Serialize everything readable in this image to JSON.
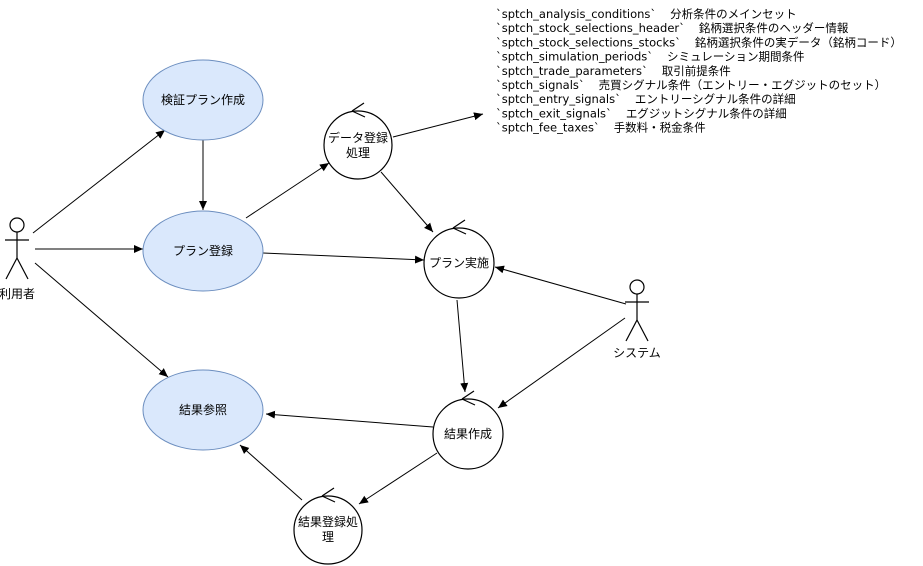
{
  "actors": {
    "user": "利用者",
    "system": "システム"
  },
  "usecases": {
    "plan_create": "検証プラン作成",
    "plan_register": "プラン登録",
    "result_view": "結果参照"
  },
  "controls": {
    "data_register": [
      "データ登録",
      "処理"
    ],
    "plan_execute": "プラン実施",
    "result_create": "結果作成",
    "result_register": [
      "結果登録処",
      "理"
    ]
  },
  "tables": [
    {
      "name": "`sptch_analysis_conditions`",
      "desc": "分析条件のメインセット"
    },
    {
      "name": "`sptch_stock_selections_header`",
      "desc": "銘柄選択条件のヘッダー情報"
    },
    {
      "name": "`sptch_stock_selections_stocks`",
      "desc": "銘柄選択条件の実データ（銘柄コード）"
    },
    {
      "name": "`sptch_simulation_periods`",
      "desc": "シミュレーション期間条件"
    },
    {
      "name": "`sptch_trade_parameters`",
      "desc": "取引前提条件"
    },
    {
      "name": "`sptch_signals`",
      "desc": "売買シグナル条件（エントリー・エグジットのセット）"
    },
    {
      "name": "`sptch_entry_signals`",
      "desc": "エントリーシグナル条件の詳細"
    },
    {
      "name": "`sptch_exit_signals`",
      "desc": "エグジットシグナル条件の詳細"
    },
    {
      "name": "`sptch_fee_taxes`",
      "desc": "手数料・税金条件"
    }
  ]
}
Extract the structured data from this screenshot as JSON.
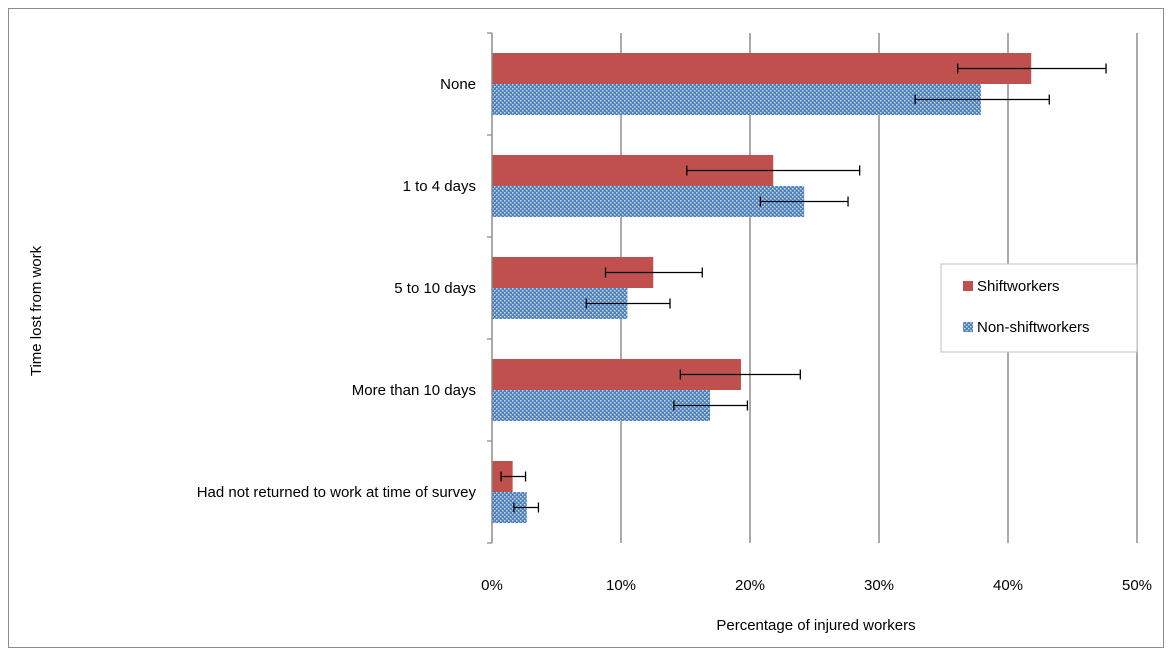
{
  "chart_data": {
    "type": "bar",
    "orientation": "horizontal",
    "categories": [
      "None",
      "1 to 4 days",
      "5 to 10 days",
      "More than 10 days",
      "Had not returned to work at time of survey"
    ],
    "series": [
      {
        "name": "Shiftworkers",
        "color": "#c0504d",
        "values": [
          41.8,
          21.8,
          12.5,
          19.3,
          1.6
        ],
        "error_low": [
          36.1,
          15.1,
          8.8,
          14.6,
          0.7
        ],
        "error_high": [
          47.6,
          28.5,
          16.3,
          23.9,
          2.6
        ]
      },
      {
        "name": "Non-shiftworkers",
        "color": "#4f81bd",
        "pattern": "dotted",
        "values": [
          37.9,
          24.2,
          10.5,
          16.9,
          2.7
        ],
        "error_low": [
          32.8,
          20.8,
          7.3,
          14.1,
          1.7
        ],
        "error_high": [
          43.2,
          27.6,
          13.8,
          19.8,
          3.6
        ]
      }
    ],
    "xlabel": "Percentage of injured workers",
    "ylabel": "Time lost from work",
    "xlim": [
      0,
      50
    ],
    "xticks": [
      "0%",
      "10%",
      "20%",
      "30%",
      "40%",
      "50%"
    ],
    "grid": true,
    "legend": "right"
  }
}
——————————
■ **What is needed**:
Pull every line containing "JSON" out of the records.

■ **Result**:
Serialize everything readable in this image to JSON.
Extract the structured data from this screenshot as JSON.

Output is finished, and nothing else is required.